WORK TO DO: Convert each line of the rows below into a JSON list of strings, with one string per line and blank lines left out.

■ ■ ■ ■ ■

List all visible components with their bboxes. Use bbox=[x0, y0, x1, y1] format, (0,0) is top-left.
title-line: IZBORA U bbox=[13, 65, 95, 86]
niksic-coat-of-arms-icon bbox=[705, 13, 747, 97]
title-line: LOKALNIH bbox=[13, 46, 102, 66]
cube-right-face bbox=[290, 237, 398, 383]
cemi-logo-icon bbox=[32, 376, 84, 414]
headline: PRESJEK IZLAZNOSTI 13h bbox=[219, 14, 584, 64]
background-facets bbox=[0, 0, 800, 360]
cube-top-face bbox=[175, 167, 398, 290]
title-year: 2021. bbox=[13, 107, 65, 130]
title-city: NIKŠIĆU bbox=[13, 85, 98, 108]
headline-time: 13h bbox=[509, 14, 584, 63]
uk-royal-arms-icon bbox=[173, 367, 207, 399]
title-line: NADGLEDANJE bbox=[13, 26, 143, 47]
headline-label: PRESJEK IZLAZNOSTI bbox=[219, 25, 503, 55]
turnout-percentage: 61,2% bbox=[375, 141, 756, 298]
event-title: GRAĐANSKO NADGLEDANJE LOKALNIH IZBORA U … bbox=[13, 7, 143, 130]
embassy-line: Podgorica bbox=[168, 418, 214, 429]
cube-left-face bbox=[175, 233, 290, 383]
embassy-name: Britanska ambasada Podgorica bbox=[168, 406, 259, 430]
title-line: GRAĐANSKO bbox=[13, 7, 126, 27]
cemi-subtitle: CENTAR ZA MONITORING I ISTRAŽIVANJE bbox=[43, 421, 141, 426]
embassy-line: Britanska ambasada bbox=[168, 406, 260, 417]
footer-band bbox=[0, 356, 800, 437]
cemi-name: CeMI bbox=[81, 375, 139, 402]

■ ■ ■ ■ ■

ANSWER TO THIS PROBLEM:
[
  "List all visible components with their bboxes. Use bbox=[x0, y0, x1, y1] format, (0,0) is top-left.",
  "title-line: IZBORA U bbox=[13, 65, 95, 86]",
  "niksic-coat-of-arms-icon bbox=[705, 13, 747, 97]",
  "title-line: LOKALNIH bbox=[13, 46, 102, 66]",
  "cube-right-face bbox=[290, 237, 398, 383]",
  "cemi-logo-icon bbox=[32, 376, 84, 414]",
  "headline: PRESJEK IZLAZNOSTI 13h bbox=[219, 14, 584, 64]",
  "background-facets bbox=[0, 0, 800, 360]",
  "cube-top-face bbox=[175, 167, 398, 290]",
  "title-year: 2021. bbox=[13, 107, 65, 130]",
  "title-city: NIKŠIĆU bbox=[13, 85, 98, 108]",
  "headline-time: 13h bbox=[509, 14, 584, 63]",
  "uk-royal-arms-icon bbox=[173, 367, 207, 399]",
  "title-line: NADGLEDANJE bbox=[13, 26, 143, 47]",
  "headline-label: PRESJEK IZLAZNOSTI bbox=[219, 25, 503, 55]",
  "turnout-percentage: 61,2% bbox=[375, 141, 756, 298]",
  "event-title: GRAĐANSKO NADGLEDANJE LOKALNIH IZBORA U … bbox=[13, 7, 143, 130]",
  "embassy-line: Podgorica bbox=[168, 418, 214, 429]",
  "cube-left-face bbox=[175, 233, 290, 383]",
  "embassy-name: Britanska ambasada Podgorica bbox=[168, 406, 259, 430]",
  "title-line: GRAĐANSKO bbox=[13, 7, 126, 27]",
  "cemi-subtitle: CENTAR ZA MONITORING I ISTRAŽIVANJE bbox=[43, 421, 141, 426]",
  "embassy-line: Britanska ambasada bbox=[168, 406, 260, 417]",
  "footer-band bbox=[0, 356, 800, 437]",
  "cemi-name: CeMI bbox=[81, 375, 139, 402]"
]